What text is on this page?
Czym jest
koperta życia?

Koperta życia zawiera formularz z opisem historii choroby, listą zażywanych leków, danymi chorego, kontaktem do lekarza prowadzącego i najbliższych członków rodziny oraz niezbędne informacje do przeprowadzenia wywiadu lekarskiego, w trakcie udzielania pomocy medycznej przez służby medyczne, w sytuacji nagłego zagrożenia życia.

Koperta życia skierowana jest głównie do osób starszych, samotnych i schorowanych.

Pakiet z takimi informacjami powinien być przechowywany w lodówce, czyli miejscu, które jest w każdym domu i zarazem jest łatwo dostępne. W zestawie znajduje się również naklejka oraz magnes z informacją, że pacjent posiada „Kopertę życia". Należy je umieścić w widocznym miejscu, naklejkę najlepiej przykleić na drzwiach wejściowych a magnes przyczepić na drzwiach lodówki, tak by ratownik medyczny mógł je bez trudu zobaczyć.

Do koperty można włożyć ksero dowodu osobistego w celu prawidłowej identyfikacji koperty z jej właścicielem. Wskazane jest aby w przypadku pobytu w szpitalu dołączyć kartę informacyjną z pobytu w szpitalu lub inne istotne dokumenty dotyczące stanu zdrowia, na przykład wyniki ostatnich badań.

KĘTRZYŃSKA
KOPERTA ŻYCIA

|---|

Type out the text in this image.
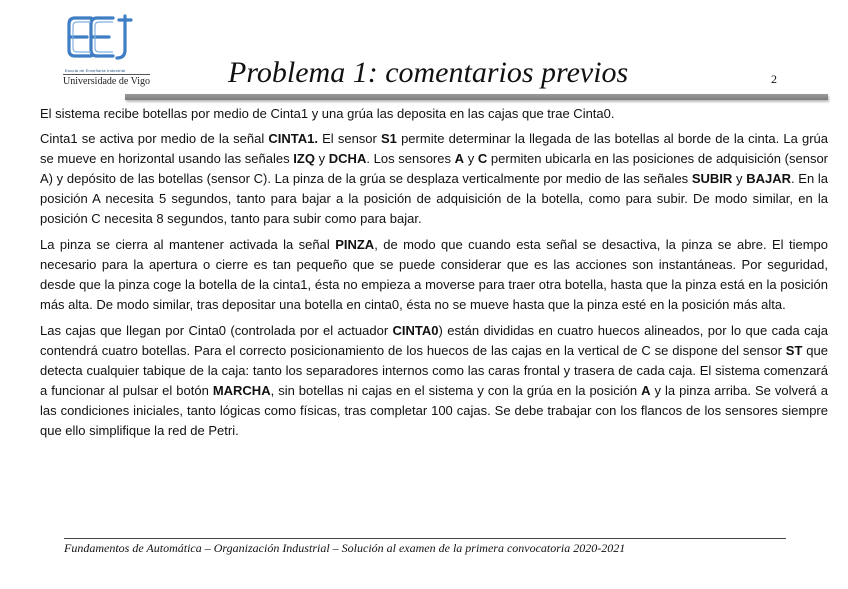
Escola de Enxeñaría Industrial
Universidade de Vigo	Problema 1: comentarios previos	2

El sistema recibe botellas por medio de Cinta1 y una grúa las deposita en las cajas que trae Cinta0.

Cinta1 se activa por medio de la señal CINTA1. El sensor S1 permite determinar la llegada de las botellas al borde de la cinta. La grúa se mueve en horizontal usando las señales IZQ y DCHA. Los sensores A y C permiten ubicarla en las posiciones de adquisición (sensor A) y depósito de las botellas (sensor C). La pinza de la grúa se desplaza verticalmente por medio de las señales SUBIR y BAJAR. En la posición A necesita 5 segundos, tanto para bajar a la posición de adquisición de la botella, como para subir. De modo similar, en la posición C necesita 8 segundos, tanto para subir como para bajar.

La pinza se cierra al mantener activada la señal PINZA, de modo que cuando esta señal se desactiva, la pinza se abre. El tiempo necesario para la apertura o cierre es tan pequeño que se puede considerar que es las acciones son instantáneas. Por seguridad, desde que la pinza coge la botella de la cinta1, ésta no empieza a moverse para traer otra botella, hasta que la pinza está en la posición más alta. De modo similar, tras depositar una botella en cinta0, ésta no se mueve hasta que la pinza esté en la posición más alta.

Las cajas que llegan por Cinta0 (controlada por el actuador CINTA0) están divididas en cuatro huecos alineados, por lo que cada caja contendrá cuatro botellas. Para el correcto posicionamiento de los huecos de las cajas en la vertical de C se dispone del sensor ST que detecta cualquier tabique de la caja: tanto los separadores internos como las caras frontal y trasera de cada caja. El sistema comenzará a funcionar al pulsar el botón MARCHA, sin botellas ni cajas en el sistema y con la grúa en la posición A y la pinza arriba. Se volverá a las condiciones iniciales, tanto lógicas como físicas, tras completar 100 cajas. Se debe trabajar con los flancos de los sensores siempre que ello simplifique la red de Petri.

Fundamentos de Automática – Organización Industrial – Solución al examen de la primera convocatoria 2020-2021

|---|

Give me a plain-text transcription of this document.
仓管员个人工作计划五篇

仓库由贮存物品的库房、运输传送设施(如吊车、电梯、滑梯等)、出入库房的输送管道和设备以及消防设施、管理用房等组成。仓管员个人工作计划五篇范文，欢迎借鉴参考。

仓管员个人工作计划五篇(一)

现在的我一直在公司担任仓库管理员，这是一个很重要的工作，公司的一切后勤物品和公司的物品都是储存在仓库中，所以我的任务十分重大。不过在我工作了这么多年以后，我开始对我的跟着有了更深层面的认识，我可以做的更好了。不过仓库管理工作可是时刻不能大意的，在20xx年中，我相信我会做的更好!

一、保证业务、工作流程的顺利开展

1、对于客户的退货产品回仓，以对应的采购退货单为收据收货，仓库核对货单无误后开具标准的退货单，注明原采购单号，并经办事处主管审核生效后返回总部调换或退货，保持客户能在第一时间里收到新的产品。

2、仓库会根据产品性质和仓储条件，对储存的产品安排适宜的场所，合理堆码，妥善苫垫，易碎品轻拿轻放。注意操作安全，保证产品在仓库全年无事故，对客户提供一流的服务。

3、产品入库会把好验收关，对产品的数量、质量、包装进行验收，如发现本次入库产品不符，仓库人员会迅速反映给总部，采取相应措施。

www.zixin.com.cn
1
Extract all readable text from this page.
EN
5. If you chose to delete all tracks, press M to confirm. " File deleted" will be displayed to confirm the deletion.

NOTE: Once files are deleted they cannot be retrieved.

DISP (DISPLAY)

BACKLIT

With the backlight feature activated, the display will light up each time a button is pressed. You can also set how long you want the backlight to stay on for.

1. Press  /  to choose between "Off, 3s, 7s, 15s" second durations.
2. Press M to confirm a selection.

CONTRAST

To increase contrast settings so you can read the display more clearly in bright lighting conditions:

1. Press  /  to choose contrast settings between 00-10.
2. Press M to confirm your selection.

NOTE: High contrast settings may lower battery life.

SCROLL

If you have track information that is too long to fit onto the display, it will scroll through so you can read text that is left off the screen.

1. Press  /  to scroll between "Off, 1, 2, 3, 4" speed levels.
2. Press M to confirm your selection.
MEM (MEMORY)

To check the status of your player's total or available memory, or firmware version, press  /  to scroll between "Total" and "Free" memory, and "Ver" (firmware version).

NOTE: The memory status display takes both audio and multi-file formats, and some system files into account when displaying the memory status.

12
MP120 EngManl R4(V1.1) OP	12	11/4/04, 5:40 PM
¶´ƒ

|---|

Identify and list each line with the word "grúa".

El sistema recibe botellas por medio de Cinta1 y una grúa las deposita en las cajas que trae Cinta0.
Cinta1 se activa por medio de la señal CINTA1. El sensor S1 permite determinar la llegada de las botellas al borde de la cinta. La grúa se mueve en horizontal usando las señales IZQ y DCHA. Los sensores A y C permiten ubicarla en las posiciones de adquisición (sensor A) y depósito de las botellas (sensor C). La pinza de la grúa se desplaza verticalmente por medio de las señales SUBIR y BAJAR. En la posición A necesita 5 segundos, tanto para bajar a la posición de adquisición de la botella, como para subir. De modo similar, en la posición C necesita 8 segundos, tanto para subir como para bajar.
Las cajas que llegan por Cinta0 (controlada por el actuador CINTA0) están divididas en cuatro huecos alineados, por lo que cada caja contendrá cuatro botellas. Para el correcto posicionamiento de los huecos de las cajas en la vertical de C se dispone del sensor ST que detecta cualquier tabique de la caja: tanto los separadores internos como las caras frontal y trasera de cada caja. El sistema comenzará a funcionar al pulsar el botón MARCHA, sin botellas ni cajas en el sistema y con la grúa en la posición A y la pinza arriba. Se volverá a las condiciones iniciales, tanto lógicas como físicas, tras completar 100 cajas. Se debe trabajar con los flancos de los sensores siempre que ello simplifique la red de Petri.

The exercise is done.